Request: It is required that all of the data be written out exactly.

Stored records:
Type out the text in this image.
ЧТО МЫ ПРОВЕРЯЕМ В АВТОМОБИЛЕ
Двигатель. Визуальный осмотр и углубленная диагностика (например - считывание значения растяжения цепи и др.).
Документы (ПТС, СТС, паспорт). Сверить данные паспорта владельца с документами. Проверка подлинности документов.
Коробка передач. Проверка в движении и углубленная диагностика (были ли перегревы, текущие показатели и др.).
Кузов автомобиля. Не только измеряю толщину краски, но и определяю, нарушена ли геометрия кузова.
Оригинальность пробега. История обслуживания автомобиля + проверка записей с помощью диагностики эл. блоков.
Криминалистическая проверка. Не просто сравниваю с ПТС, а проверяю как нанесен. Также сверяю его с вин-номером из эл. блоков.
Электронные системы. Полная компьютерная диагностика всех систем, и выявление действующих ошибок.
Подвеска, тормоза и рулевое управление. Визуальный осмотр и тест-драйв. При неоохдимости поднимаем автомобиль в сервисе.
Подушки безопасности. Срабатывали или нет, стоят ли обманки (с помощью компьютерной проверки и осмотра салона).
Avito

Exercise result:
Type out the text in this image.
ЧТО МЫ ПРОВЕРЯЕМ В АВТОМОБИЛЕ
Двигатель. Визуальный осмотр и углубленная диагностика (например - считывание значения растяжения цепи и др.).
Документы (ПТС, СТС, паспорт). Сверить данные паспорта владельца с документами. Проверка подлинности документов.
Коробка передач. Проверка в движении и углубленная диагностика (были ли перегревы, текущие показатели и др.).
Кузов автомобиля. Не только измеряю толщину краски, но и определяю, нарушена ли геометрия кузова.
Оригинальность пробега. История обслуживания автомобиля + проверка записей с помощью диагностики эл. блоков.
Криминалистическая проверка. Не просто сравниваю с ПТС, а проверяю как нанесен. Также сверяю его с вин-номером из эл. блоков.
Электронные системы. Полная компьютерная диагностика всех систем, и выявление действующих ошибок.
Подвеска, тормоза и рулевое управление. Визуальный осмотр и тест-драйв. При неоохдимости поднимаем автомобиль в сервисе.
Подушки безопасности. Срабатывали или нет, стоят ли обманки (с помощью компьютерной проверки и осмотра салона).
Avito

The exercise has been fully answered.